■ Task material:
---*---
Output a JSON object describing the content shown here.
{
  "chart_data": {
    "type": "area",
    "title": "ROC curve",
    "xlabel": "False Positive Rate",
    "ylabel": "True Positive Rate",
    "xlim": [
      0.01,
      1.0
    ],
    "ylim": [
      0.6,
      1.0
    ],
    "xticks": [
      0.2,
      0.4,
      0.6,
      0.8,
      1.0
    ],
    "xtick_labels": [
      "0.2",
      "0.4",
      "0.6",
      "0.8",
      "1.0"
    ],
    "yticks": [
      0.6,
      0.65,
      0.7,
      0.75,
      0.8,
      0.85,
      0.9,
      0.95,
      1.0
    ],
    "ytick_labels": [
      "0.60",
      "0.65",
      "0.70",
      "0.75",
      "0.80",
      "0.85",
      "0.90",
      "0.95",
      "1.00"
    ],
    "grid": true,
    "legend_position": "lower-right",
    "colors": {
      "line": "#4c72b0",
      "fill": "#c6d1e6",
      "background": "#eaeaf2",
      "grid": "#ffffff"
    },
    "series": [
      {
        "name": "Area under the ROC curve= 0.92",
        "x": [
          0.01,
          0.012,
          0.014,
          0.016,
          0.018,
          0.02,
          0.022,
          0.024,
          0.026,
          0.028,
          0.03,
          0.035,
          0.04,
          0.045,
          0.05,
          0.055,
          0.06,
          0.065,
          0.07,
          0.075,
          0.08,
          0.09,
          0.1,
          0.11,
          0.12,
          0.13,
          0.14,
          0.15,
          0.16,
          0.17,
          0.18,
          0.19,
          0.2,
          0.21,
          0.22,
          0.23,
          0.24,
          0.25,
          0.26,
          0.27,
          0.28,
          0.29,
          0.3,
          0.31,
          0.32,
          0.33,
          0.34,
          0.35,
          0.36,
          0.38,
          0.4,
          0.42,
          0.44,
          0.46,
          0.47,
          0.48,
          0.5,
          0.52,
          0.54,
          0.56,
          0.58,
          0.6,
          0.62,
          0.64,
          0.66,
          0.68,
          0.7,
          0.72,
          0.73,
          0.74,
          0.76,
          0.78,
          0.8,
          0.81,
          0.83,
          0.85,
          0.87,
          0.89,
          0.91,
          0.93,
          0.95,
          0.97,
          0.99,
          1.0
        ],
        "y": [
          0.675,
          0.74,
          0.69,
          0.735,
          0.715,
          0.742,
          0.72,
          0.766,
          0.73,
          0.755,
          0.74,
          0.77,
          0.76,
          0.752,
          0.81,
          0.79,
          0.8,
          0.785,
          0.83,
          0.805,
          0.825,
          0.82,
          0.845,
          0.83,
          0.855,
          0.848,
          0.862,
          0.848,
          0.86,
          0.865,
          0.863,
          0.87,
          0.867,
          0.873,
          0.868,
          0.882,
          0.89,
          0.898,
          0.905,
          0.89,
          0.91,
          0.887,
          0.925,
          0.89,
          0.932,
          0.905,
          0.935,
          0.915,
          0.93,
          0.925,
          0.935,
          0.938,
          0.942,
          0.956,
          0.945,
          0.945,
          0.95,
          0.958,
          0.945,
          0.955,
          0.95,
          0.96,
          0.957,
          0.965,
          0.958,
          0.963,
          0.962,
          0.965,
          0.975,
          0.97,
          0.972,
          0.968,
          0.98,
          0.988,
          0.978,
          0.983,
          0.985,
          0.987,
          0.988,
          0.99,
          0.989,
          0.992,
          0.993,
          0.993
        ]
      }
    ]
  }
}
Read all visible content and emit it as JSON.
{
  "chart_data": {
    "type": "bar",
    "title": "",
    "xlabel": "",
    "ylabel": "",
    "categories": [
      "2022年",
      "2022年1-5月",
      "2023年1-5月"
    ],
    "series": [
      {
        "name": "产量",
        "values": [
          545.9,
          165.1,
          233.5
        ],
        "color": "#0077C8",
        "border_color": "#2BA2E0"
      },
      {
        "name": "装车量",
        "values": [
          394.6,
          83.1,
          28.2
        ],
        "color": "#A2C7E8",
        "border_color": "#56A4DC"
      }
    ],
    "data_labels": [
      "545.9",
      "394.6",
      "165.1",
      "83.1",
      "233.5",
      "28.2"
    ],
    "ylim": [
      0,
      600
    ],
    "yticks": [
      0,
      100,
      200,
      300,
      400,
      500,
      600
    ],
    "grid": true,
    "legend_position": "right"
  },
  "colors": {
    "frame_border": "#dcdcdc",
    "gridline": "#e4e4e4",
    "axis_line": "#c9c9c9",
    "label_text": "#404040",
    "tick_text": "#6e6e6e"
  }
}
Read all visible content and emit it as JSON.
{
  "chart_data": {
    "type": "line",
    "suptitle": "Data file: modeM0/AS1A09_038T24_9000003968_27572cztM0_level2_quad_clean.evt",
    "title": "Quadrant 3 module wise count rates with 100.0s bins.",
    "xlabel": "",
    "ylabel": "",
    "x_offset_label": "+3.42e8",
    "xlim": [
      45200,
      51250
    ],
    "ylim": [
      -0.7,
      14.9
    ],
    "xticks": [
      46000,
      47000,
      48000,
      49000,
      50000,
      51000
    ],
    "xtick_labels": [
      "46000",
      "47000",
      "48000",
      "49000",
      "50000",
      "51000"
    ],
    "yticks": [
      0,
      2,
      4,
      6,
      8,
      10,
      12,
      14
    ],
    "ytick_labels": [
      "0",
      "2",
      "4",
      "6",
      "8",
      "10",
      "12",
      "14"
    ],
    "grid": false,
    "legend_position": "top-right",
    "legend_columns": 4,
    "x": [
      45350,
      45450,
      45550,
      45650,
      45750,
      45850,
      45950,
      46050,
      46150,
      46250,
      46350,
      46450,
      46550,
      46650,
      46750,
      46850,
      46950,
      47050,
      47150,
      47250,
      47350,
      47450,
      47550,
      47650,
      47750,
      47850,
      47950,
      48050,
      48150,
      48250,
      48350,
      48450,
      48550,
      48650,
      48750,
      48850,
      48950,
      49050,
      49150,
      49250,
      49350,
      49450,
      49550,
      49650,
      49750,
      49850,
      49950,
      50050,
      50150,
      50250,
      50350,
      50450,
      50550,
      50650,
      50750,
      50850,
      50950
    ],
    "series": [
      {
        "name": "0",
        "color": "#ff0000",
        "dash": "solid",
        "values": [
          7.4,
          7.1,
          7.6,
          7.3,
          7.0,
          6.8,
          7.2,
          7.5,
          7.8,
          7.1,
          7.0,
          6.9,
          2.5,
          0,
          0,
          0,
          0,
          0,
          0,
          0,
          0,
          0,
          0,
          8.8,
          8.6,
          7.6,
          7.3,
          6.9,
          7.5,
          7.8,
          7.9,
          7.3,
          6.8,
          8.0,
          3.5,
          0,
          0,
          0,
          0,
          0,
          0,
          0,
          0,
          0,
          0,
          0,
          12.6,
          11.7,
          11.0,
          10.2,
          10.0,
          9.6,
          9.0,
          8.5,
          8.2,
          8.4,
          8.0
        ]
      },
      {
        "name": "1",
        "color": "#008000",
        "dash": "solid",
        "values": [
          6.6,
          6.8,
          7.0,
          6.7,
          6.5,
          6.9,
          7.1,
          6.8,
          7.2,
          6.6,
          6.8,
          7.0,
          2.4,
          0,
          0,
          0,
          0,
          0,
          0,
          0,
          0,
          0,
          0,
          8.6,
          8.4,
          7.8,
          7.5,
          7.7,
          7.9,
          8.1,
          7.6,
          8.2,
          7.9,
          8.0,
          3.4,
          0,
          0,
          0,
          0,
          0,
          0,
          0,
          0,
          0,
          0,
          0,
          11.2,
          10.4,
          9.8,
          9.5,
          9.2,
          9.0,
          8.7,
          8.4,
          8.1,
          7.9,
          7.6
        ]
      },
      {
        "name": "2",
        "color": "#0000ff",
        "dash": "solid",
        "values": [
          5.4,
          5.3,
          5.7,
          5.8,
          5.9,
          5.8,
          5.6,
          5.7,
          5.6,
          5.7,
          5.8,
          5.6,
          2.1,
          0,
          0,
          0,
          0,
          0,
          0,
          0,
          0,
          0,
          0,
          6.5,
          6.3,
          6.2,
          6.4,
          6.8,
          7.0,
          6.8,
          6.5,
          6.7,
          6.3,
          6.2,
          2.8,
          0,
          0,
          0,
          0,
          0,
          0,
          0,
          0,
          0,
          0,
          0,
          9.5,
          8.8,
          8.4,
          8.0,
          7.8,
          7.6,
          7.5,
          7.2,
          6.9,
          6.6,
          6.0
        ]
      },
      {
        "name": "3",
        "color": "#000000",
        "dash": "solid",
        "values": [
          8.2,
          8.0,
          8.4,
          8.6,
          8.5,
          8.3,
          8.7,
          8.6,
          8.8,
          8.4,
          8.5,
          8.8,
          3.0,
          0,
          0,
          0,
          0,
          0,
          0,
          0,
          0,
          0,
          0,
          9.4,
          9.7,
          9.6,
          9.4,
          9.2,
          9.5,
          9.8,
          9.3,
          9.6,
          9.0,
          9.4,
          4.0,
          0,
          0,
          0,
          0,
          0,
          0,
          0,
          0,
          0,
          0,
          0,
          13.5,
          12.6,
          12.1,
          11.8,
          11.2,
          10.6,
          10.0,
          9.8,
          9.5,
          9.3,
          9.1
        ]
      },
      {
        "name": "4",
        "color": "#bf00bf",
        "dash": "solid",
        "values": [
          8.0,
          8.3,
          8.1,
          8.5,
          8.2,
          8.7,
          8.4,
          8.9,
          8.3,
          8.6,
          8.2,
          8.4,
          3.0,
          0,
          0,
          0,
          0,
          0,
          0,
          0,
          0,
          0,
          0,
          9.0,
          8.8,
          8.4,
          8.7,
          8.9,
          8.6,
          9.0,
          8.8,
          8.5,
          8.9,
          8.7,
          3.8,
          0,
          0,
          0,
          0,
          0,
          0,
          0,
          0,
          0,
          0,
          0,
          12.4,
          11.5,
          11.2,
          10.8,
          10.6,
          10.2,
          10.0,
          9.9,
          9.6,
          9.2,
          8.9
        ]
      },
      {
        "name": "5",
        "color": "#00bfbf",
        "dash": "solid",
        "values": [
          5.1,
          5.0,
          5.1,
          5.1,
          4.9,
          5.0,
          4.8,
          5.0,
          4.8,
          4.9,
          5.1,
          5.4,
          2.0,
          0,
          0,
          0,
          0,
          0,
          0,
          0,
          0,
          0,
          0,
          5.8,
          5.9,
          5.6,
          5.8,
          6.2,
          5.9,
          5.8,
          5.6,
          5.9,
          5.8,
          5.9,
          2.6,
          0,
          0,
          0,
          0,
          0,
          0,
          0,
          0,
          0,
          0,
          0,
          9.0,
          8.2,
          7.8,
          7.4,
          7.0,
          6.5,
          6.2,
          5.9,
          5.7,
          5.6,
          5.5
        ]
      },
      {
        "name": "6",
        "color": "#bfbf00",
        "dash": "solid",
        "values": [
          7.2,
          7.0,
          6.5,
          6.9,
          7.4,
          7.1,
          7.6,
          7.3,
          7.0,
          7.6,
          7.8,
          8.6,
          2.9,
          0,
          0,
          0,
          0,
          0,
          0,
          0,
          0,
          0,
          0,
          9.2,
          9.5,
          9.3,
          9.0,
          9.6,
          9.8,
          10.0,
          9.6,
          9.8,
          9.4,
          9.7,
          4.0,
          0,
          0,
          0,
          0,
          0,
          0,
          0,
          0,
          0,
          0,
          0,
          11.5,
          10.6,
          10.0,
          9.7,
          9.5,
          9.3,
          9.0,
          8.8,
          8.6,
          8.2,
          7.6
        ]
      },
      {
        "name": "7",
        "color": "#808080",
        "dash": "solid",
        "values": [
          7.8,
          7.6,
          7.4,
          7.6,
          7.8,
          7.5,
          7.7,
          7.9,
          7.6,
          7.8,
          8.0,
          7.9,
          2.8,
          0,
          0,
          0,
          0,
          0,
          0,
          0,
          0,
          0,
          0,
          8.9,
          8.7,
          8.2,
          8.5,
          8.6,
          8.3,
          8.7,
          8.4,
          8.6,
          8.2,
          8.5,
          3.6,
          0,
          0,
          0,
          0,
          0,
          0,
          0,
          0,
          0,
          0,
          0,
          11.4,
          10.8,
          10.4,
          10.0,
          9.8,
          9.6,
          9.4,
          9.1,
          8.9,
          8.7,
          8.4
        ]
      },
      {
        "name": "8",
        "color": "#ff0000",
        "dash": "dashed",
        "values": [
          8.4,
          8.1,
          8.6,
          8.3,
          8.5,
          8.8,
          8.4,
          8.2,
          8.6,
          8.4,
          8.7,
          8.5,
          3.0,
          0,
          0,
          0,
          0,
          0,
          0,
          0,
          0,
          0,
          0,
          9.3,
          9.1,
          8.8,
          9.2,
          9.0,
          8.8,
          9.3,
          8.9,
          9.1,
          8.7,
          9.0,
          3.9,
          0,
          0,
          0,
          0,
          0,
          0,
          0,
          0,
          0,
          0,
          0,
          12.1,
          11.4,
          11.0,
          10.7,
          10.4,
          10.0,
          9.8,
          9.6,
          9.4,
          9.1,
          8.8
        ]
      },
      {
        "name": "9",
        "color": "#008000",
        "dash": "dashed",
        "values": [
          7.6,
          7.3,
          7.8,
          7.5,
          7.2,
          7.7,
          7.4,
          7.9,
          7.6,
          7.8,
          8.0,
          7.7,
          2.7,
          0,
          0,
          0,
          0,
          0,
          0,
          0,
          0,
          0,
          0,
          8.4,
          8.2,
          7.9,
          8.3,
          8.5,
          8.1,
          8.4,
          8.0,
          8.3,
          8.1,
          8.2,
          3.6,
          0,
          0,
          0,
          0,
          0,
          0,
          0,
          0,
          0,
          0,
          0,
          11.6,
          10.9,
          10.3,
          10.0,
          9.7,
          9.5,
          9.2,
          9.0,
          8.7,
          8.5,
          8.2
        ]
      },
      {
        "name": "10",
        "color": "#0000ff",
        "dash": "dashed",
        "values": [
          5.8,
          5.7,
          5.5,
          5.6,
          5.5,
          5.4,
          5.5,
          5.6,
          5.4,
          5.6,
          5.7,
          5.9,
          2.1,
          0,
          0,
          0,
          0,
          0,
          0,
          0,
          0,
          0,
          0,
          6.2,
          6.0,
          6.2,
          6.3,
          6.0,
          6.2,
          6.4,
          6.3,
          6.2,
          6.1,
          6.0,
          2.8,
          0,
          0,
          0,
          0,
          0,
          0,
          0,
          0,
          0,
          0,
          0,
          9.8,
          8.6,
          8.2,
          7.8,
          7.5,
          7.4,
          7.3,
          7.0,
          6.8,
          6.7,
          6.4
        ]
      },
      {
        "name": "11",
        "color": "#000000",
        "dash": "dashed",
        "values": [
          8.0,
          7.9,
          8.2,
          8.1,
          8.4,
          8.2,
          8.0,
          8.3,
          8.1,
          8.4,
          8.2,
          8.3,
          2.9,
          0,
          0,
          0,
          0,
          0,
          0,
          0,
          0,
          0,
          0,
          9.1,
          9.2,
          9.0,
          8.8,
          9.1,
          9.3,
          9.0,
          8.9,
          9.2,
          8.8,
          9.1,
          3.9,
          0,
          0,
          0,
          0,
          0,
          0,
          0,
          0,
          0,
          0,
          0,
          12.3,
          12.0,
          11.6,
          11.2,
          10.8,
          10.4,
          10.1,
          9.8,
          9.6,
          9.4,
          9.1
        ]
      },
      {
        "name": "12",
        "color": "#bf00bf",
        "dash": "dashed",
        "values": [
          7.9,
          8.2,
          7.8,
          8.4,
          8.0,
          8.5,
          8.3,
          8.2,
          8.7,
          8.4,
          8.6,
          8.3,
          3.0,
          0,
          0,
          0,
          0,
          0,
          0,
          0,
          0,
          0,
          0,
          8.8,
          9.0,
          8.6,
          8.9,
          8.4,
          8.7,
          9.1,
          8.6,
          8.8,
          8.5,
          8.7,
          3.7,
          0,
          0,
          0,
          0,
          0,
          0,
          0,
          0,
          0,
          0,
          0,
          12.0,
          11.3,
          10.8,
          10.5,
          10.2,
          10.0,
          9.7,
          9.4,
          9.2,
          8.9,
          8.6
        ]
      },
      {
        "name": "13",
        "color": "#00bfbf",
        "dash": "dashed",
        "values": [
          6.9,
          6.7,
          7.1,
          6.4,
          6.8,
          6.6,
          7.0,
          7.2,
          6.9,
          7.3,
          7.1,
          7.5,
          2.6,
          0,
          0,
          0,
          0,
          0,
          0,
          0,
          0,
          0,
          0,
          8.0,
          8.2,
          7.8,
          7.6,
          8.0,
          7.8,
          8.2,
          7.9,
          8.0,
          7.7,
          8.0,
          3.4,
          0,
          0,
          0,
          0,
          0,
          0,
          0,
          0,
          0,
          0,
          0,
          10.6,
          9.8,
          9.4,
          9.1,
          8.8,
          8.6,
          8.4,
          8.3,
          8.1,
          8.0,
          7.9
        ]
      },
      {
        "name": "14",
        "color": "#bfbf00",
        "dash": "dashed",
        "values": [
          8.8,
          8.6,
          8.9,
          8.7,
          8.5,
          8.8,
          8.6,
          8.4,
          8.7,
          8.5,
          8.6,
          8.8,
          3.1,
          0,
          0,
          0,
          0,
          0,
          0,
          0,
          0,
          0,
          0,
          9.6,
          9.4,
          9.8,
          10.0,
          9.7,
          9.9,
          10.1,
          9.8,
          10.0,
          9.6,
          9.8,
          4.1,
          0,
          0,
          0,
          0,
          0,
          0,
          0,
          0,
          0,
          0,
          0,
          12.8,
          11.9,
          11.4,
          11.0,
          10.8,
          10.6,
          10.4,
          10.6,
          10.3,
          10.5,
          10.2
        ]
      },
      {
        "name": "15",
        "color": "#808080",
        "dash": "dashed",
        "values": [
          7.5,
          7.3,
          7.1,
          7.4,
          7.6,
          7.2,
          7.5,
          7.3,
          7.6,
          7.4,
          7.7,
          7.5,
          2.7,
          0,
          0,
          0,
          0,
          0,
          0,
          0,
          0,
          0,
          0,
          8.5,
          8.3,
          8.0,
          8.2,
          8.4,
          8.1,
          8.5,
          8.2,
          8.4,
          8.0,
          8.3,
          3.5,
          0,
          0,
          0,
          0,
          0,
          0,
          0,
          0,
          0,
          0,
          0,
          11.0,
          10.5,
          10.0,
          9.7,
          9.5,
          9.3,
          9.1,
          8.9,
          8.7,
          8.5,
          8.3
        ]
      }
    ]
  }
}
---*---
■ Objective: Show all lines from the data above in which the word "curve" appears.

■ Problem solution:
    "title": "ROC curve",
        "name": "Area under the ROC curve= 0.92",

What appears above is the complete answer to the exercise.